● Directions for this task
Restate the records below word for word, and omit the images they hold.

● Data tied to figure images
====================

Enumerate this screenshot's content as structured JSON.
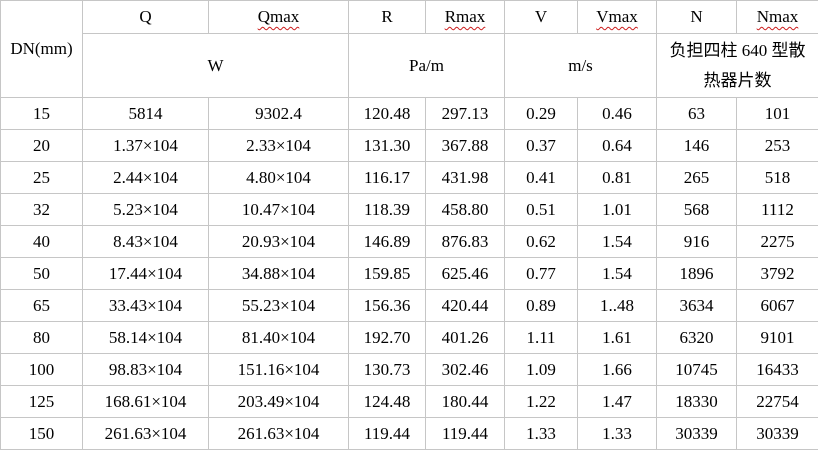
{
  "colors": {
    "background": "#ffffff",
    "text": "#000000",
    "grid_border": "#c6c6c6",
    "spellcheck_underline": "#cc1d1d"
  },
  "table": {
    "corner_label": "DN(mm)",
    "columns": [
      {
        "key": "q",
        "label": "Q",
        "spellcheck_underline": false
      },
      {
        "key": "qmax",
        "label": "Qmax",
        "spellcheck_underline": true
      },
      {
        "key": "r",
        "label": "R",
        "spellcheck_underline": false
      },
      {
        "key": "rmax",
        "label": "Rmax",
        "spellcheck_underline": true
      },
      {
        "key": "v",
        "label": "V",
        "spellcheck_underline": false
      },
      {
        "key": "vmax",
        "label": "Vmax",
        "spellcheck_underline": true
      },
      {
        "key": "n",
        "label": "N",
        "spellcheck_underline": false
      },
      {
        "key": "nmax",
        "label": "Nmax",
        "spellcheck_underline": true
      }
    ],
    "units": {
      "q_unit": "W",
      "r_unit": "Pa/m",
      "v_unit": "m/s",
      "n_unit_line1": "负担四柱 640 型散",
      "n_unit_line2": "热器片数"
    },
    "rows": [
      {
        "dn": "15",
        "q": "5814",
        "qmax": "9302.4",
        "r": "120.48",
        "rmax": "297.13",
        "v": "0.29",
        "vmax": "0.46",
        "n": "63",
        "nmax": "101"
      },
      {
        "dn": "20",
        "q": "1.37×104",
        "qmax": "2.33×104",
        "r": "131.30",
        "rmax": "367.88",
        "v": "0.37",
        "vmax": "0.64",
        "n": "146",
        "nmax": "253"
      },
      {
        "dn": "25",
        "q": "2.44×104",
        "qmax": "4.80×104",
        "r": "116.17",
        "rmax": "431.98",
        "v": "0.41",
        "vmax": "0.81",
        "n": "265",
        "nmax": "518"
      },
      {
        "dn": "32",
        "q": "5.23×104",
        "qmax": "10.47×104",
        "r": "118.39",
        "rmax": "458.80",
        "v": "0.51",
        "vmax": "1.01",
        "n": "568",
        "nmax": "1112"
      },
      {
        "dn": "40",
        "q": "8.43×104",
        "qmax": "20.93×104",
        "r": "146.89",
        "rmax": "876.83",
        "v": "0.62",
        "vmax": "1.54",
        "n": "916",
        "nmax": "2275"
      },
      {
        "dn": "50",
        "q": "17.44×104",
        "qmax": "34.88×104",
        "r": "159.85",
        "rmax": "625.46",
        "v": "0.77",
        "vmax": "1.54",
        "n": "1896",
        "nmax": "3792"
      },
      {
        "dn": "65",
        "q": "33.43×104",
        "qmax": "55.23×104",
        "r": "156.36",
        "rmax": "420.44",
        "v": "0.89",
        "vmax": "1..48",
        "n": "3634",
        "nmax": "6067"
      },
      {
        "dn": "80",
        "q": "58.14×104",
        "qmax": "81.40×104",
        "r": "192.70",
        "rmax": "401.26",
        "v": "1.11",
        "vmax": "1.61",
        "n": "6320",
        "nmax": "9101"
      },
      {
        "dn": "100",
        "q": "98.83×104",
        "qmax": "151.16×104",
        "r": "130.73",
        "rmax": "302.46",
        "v": "1.09",
        "vmax": "1.66",
        "n": "10745",
        "nmax": "16433"
      },
      {
        "dn": "125",
        "q": "168.61×104",
        "qmax": "203.49×104",
        "r": "124.48",
        "rmax": "180.44",
        "v": "1.22",
        "vmax": "1.47",
        "n": "18330",
        "nmax": "22754"
      },
      {
        "dn": "150",
        "q": "261.63×104",
        "qmax": "261.63×104",
        "r": "119.44",
        "rmax": "119.44",
        "v": "1.33",
        "vmax": "1.33",
        "n": "30339",
        "nmax": "30339"
      }
    ]
  }
}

====================

● Answer to this task
Enumerate this screenshot's content as structured JSON.
{
  "colors": {
    "background": "#ffffff",
    "text": "#000000",
    "grid_border": "#c6c6c6",
    "spellcheck_underline": "#cc1d1d"
  },
  "table": {
    "corner_label": "DN(mm)",
    "columns": [
      {
        "key": "q",
        "label": "Q",
        "spellcheck_underline": false
      },
      {
        "key": "qmax",
        "label": "Qmax",
        "spellcheck_underline": true
      },
      {
        "key": "r",
        "label": "R",
        "spellcheck_underline": false
      },
      {
        "key": "rmax",
        "label": "Rmax",
        "spellcheck_underline": true
      },
      {
        "key": "v",
        "label": "V",
        "spellcheck_underline": false
      },
      {
        "key": "vmax",
        "label": "Vmax",
        "spellcheck_underline": true
      },
      {
        "key": "n",
        "label": "N",
        "spellcheck_underline": false
      },
      {
        "key": "nmax",
        "label": "Nmax",
        "spellcheck_underline": true
      }
    ],
    "units": {
      "q_unit": "W",
      "r_unit": "Pa/m",
      "v_unit": "m/s",
      "n_unit_line1": "负担四柱 640 型散",
      "n_unit_line2": "热器片数"
    },
    "rows": [
      {
        "dn": "15",
        "q": "5814",
        "qmax": "9302.4",
        "r": "120.48",
        "rmax": "297.13",
        "v": "0.29",
        "vmax": "0.46",
        "n": "63",
        "nmax": "101"
      },
      {
        "dn": "20",
        "q": "1.37×104",
        "qmax": "2.33×104",
        "r": "131.30",
        "rmax": "367.88",
        "v": "0.37",
        "vmax": "0.64",
        "n": "146",
        "nmax": "253"
      },
      {
        "dn": "25",
        "q": "2.44×104",
        "qmax": "4.80×104",
        "r": "116.17",
        "rmax": "431.98",
        "v": "0.41",
        "vmax": "0.81",
        "n": "265",
        "nmax": "518"
      },
      {
        "dn": "32",
        "q": "5.23×104",
        "qmax": "10.47×104",
        "r": "118.39",
        "rmax": "458.80",
        "v": "0.51",
        "vmax": "1.01",
        "n": "568",
        "nmax": "1112"
      },
      {
        "dn": "40",
        "q": "8.43×104",
        "qmax": "20.93×104",
        "r": "146.89",
        "rmax": "876.83",
        "v": "0.62",
        "vmax": "1.54",
        "n": "916",
        "nmax": "2275"
      },
      {
        "dn": "50",
        "q": "17.44×104",
        "qmax": "34.88×104",
        "r": "159.85",
        "rmax": "625.46",
        "v": "0.77",
        "vmax": "1.54",
        "n": "1896",
        "nmax": "3792"
      },
      {
        "dn": "65",
        "q": "33.43×104",
        "qmax": "55.23×104",
        "r": "156.36",
        "rmax": "420.44",
        "v": "0.89",
        "vmax": "1..48",
        "n": "3634",
        "nmax": "6067"
      },
      {
        "dn": "80",
        "q": "58.14×104",
        "qmax": "81.40×104",
        "r": "192.70",
        "rmax": "401.26",
        "v": "1.11",
        "vmax": "1.61",
        "n": "6320",
        "nmax": "9101"
      },
      {
        "dn": "100",
        "q": "98.83×104",
        "qmax": "151.16×104",
        "r": "130.73",
        "rmax": "302.46",
        "v": "1.09",
        "vmax": "1.66",
        "n": "10745",
        "nmax": "16433"
      },
      {
        "dn": "125",
        "q": "168.61×104",
        "qmax": "203.49×104",
        "r": "124.48",
        "rmax": "180.44",
        "v": "1.22",
        "vmax": "1.47",
        "n": "18330",
        "nmax": "22754"
      },
      {
        "dn": "150",
        "q": "261.63×104",
        "qmax": "261.63×104",
        "r": "119.44",
        "rmax": "119.44",
        "v": "1.33",
        "vmax": "1.33",
        "n": "30339",
        "nmax": "30339"
      }
    ]
  }
}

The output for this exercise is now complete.